- **REQUEST**
Copy each line that has the string "this" somewhere in it.

─── THE RECORDS

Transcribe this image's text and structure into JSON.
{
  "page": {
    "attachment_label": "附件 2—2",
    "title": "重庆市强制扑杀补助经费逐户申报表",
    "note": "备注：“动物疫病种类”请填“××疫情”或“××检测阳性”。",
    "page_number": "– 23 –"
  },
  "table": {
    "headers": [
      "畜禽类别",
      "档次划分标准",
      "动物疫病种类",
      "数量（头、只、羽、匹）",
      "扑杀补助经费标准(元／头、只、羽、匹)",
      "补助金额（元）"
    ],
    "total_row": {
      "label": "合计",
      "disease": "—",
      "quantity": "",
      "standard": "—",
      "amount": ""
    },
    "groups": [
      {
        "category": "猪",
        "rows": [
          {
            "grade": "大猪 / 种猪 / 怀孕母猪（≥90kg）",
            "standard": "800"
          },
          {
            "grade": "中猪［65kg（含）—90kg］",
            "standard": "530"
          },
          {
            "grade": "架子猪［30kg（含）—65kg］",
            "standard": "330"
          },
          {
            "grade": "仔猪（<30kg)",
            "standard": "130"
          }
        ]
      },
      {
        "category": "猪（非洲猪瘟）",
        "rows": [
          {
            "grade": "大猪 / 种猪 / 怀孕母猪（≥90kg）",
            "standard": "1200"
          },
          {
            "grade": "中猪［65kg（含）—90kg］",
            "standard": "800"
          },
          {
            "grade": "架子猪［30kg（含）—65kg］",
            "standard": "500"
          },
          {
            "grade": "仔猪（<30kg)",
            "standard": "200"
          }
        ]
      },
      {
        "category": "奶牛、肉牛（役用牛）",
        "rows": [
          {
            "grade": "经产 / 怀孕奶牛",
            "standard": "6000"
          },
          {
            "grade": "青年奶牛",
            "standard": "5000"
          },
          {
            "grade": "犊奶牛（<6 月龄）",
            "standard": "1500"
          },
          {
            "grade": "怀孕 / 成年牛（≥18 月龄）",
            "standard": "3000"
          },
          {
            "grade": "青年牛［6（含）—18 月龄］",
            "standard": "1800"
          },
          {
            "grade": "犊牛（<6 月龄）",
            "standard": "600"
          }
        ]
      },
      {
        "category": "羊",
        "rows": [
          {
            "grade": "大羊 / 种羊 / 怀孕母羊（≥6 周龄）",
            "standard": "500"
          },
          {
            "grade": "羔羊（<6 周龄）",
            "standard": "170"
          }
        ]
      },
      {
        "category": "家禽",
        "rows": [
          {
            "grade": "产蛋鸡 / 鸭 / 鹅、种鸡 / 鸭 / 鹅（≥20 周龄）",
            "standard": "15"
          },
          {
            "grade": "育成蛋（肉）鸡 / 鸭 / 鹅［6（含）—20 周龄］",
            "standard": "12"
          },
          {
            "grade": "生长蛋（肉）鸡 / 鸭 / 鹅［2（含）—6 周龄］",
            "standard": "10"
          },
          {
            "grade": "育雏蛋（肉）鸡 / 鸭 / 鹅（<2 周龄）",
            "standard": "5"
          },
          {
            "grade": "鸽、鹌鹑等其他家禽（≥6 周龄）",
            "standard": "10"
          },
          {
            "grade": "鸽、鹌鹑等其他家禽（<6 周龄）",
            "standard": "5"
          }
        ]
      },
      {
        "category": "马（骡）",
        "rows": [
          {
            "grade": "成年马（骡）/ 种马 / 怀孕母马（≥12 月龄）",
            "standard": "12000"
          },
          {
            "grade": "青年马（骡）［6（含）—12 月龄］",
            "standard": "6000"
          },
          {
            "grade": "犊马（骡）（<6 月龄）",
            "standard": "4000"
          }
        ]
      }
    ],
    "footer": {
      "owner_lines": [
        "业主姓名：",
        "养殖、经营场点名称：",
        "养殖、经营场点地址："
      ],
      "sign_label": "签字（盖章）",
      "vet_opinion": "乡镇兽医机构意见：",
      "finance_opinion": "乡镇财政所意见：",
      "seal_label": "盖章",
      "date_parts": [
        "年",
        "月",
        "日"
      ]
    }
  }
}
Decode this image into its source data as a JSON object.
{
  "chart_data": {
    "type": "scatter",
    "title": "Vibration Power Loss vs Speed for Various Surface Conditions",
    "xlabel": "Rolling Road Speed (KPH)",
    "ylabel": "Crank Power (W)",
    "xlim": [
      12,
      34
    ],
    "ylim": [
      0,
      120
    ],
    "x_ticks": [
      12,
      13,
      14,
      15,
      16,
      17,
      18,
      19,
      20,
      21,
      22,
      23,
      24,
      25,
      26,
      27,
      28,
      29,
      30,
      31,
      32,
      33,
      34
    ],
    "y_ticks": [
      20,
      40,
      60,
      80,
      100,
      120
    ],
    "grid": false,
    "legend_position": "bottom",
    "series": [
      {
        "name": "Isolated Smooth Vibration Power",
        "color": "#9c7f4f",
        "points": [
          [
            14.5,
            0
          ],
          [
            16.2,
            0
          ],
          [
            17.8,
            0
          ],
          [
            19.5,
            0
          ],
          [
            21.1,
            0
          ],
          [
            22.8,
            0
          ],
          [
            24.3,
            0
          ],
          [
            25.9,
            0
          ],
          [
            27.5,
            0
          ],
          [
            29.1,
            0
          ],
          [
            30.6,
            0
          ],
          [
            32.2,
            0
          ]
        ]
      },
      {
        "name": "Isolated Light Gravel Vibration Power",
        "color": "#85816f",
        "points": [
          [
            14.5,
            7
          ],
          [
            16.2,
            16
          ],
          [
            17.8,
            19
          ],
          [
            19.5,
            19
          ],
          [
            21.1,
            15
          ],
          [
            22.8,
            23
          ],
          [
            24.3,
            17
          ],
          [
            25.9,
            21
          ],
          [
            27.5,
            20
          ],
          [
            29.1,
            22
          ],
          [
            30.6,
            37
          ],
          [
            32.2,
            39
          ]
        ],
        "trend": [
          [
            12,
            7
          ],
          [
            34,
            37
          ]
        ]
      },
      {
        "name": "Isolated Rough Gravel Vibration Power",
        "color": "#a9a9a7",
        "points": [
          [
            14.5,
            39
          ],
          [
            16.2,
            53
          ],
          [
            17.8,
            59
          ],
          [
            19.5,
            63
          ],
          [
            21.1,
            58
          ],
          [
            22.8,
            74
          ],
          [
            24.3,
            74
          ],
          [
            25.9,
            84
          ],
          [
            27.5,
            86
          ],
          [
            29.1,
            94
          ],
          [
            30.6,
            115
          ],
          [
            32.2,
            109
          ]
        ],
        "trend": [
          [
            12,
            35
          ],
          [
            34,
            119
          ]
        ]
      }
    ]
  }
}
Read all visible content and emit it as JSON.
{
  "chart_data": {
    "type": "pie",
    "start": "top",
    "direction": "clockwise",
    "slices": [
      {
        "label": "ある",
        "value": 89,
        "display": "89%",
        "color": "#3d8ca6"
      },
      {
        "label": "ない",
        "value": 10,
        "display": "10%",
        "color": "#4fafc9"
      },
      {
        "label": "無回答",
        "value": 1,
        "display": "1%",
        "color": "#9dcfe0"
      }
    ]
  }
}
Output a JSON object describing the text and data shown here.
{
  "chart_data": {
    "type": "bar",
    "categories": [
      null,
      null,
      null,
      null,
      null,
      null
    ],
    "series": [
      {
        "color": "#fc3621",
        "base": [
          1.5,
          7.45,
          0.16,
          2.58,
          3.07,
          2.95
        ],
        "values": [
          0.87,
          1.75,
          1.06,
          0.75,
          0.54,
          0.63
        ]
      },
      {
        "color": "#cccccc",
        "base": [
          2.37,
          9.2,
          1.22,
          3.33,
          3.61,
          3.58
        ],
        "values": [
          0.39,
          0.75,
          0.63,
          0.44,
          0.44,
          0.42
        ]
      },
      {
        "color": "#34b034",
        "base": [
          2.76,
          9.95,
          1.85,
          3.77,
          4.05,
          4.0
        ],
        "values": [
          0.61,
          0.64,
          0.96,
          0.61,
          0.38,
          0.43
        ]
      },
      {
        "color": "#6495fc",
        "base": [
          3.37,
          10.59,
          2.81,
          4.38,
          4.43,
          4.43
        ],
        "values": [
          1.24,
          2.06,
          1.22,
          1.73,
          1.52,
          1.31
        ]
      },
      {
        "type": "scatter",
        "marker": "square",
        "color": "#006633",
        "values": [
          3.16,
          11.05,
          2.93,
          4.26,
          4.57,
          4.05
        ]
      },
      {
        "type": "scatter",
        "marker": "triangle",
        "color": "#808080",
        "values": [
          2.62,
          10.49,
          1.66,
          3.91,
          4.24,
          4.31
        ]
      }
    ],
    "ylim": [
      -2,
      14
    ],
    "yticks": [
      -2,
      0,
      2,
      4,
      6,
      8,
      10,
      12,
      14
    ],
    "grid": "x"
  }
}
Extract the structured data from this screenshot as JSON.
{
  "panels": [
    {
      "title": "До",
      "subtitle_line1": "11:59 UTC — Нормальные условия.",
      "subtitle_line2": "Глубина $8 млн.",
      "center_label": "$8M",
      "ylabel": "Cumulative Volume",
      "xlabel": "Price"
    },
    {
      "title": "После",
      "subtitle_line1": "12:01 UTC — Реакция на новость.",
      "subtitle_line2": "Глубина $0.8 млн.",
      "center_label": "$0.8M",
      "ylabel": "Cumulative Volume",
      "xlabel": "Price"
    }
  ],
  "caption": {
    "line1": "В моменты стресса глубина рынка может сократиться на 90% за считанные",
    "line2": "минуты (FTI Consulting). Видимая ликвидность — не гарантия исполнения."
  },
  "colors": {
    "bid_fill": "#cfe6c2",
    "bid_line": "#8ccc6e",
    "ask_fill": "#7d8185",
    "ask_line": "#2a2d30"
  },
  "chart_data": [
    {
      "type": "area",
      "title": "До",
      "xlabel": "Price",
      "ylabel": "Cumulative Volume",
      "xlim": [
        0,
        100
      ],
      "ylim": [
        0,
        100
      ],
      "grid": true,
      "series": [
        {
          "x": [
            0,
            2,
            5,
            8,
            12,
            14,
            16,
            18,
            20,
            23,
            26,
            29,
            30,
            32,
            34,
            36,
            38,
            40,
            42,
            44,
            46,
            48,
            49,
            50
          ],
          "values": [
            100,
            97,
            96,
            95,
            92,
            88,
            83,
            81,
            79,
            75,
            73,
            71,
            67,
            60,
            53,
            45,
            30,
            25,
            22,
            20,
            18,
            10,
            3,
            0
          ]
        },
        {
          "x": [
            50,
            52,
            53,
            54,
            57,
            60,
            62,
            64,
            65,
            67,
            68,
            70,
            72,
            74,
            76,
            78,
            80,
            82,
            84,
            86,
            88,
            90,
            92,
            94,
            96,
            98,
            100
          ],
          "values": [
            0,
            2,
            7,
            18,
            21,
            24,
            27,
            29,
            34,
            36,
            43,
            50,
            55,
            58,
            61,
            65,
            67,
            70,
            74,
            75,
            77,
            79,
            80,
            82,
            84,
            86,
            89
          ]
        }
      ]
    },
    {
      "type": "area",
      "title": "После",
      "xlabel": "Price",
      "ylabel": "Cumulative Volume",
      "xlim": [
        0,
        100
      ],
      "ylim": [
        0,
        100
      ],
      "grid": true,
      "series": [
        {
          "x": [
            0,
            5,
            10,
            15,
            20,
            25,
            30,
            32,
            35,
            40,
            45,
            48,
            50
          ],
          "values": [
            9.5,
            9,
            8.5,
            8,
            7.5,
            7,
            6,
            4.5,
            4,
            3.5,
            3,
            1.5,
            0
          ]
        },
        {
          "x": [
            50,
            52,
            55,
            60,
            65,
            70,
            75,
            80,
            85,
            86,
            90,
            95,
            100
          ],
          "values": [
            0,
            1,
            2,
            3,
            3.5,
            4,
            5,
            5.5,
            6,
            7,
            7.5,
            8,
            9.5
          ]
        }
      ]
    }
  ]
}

──────

- **FINISHED TASK**
Transcribe this image's text and structure into JSON.
Decode this image into its source data as a JSON object.
Extract the structured data from this screenshot as JSON.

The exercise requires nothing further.